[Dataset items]
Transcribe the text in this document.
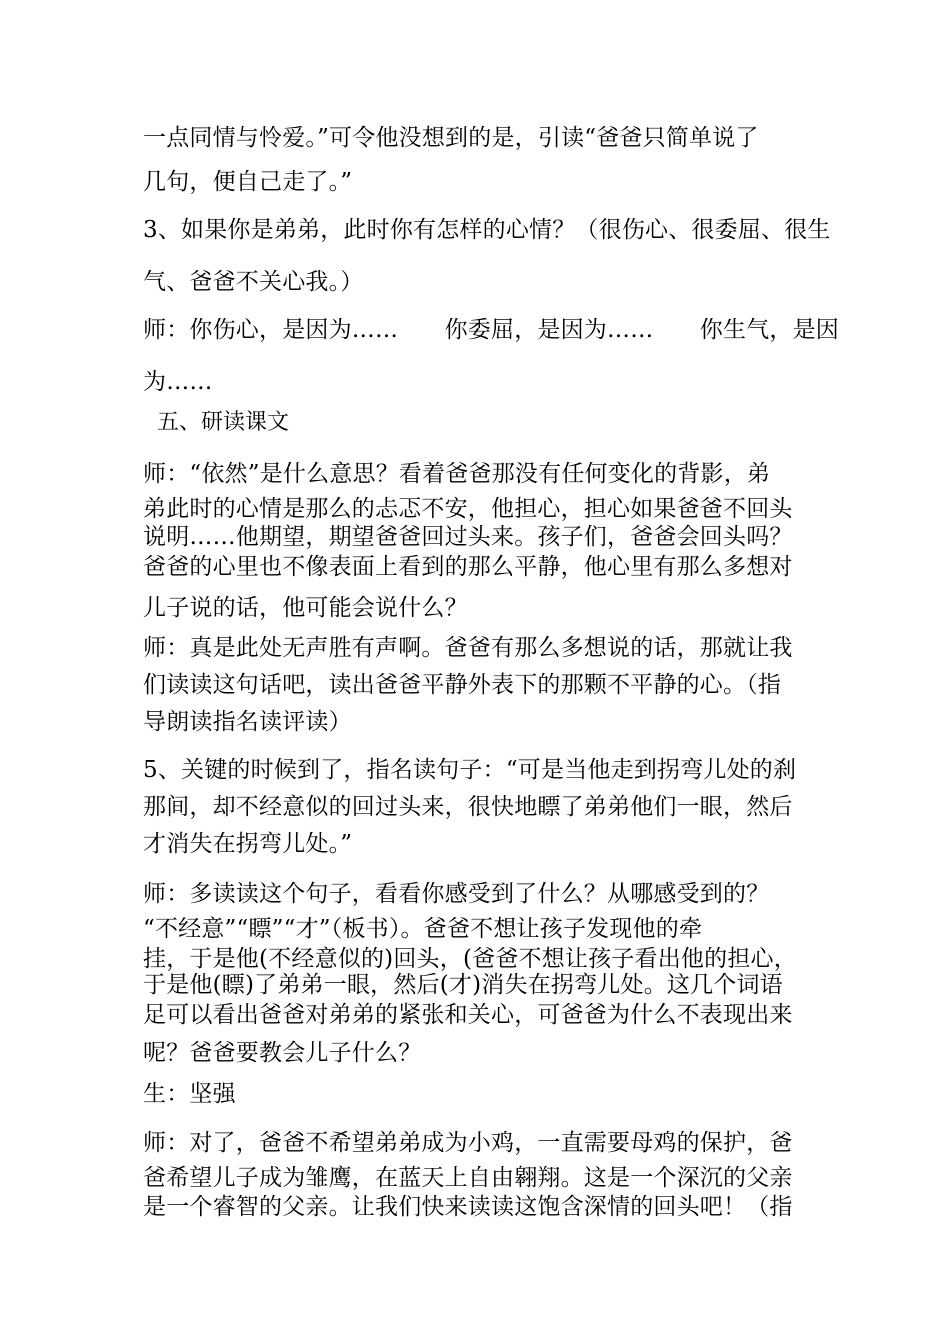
一点同情与怜爱。”可令他没想到的是，引读“爸爸只简单说了
几句，便自己走了。”
3、如果你是弟弟，此时你有怎样的心情？（很伤心、很委屈、很生
气、爸爸不关心我。）
师：你伤心，是因为……　　你委屈，是因为……　　你生气，是因
为……
五、研读课文
师：“依然”是什么意思？看着爸爸那没有任何变化的背影，弟
弟此时的心情是那么的忐忑不安，他担心，担心如果爸爸不回头
说明……他期望，期望爸爸回过头来。孩子们，爸爸会回头吗？
爸爸的心里也不像表面上看到的那么平静，他心里有那么多想对
儿子说的话，他可能会说什么？
师：真是此处无声胜有声啊。爸爸有那么多想说的话，那就让我
们读读这句话吧，读出爸爸平静外表下的那颗不平静的心。（指
导朗读指名读评读）
5、关键的时候到了，指名读句子：“可是当他走到拐弯儿处的刹
那间，却不经意似的回过头来，很快地瞟了弟弟他们一眼，然后
才消失在拐弯儿处。”
师：多读读这个句子，看看你感受到了什么？从哪感受到的？
“不经意”“瞟”“才”（板书）。爸爸不想让孩子发现他的牵
挂，于是他(不经意似的)回头，(爸爸不想让孩子看出他的担心，
于是他(瞟)了弟弟一眼，然后(才)消失在拐弯儿处。这几个词语
足可以看出爸爸对弟弟的紧张和关心，可爸爸为什么不表现出来
呢？爸爸要教会儿子什么？
生：坚强
师：对了，爸爸不希望弟弟成为小鸡，一直需要母鸡的保护，爸
爸希望儿子成为雏鹰，在蓝天上自由翱翔。这是一个深沉的父亲
是一个睿智的父亲。让我们快来读读这饱含深情的回头吧！（指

[Given task]
Write out the whole listing exactly, and drop the pictures.

[Correct output]
Transcribe the text in this document.
一点同情与怜爱。”可令他没想到的是，引读“爸爸只简单说了
几句，便自己走了。”
3、如果你是弟弟，此时你有怎样的心情？（很伤心、很委屈、很生
气、爸爸不关心我。）
师：你伤心，是因为……　　你委屈，是因为……　　你生气，是因
为……
五、研读课文
师：“依然”是什么意思？看着爸爸那没有任何变化的背影，弟
弟此时的心情是那么的忐忑不安，他担心，担心如果爸爸不回头
说明……他期望，期望爸爸回过头来。孩子们，爸爸会回头吗？
爸爸的心里也不像表面上看到的那么平静，他心里有那么多想对
儿子说的话，他可能会说什么？
师：真是此处无声胜有声啊。爸爸有那么多想说的话，那就让我
们读读这句话吧，读出爸爸平静外表下的那颗不平静的心。（指
导朗读指名读评读）
5、关键的时候到了，指名读句子：“可是当他走到拐弯儿处的刹
那间，却不经意似的回过头来，很快地瞟了弟弟他们一眼，然后
才消失在拐弯儿处。”
师：多读读这个句子，看看你感受到了什么？从哪感受到的？
“不经意”“瞟”“才”（板书）。爸爸不想让孩子发现他的牵
挂，于是他(不经意似的)回头，(爸爸不想让孩子看出他的担心，
于是他(瞟)了弟弟一眼，然后(才)消失在拐弯儿处。这几个词语
足可以看出爸爸对弟弟的紧张和关心，可爸爸为什么不表现出来
呢？爸爸要教会儿子什么？
生：坚强
师：对了，爸爸不希望弟弟成为小鸡，一直需要母鸡的保护，爸
爸希望儿子成为雏鹰，在蓝天上自由翱翔。这是一个深沉的父亲
是一个睿智的父亲。让我们快来读读这饱含深情的回头吧！（指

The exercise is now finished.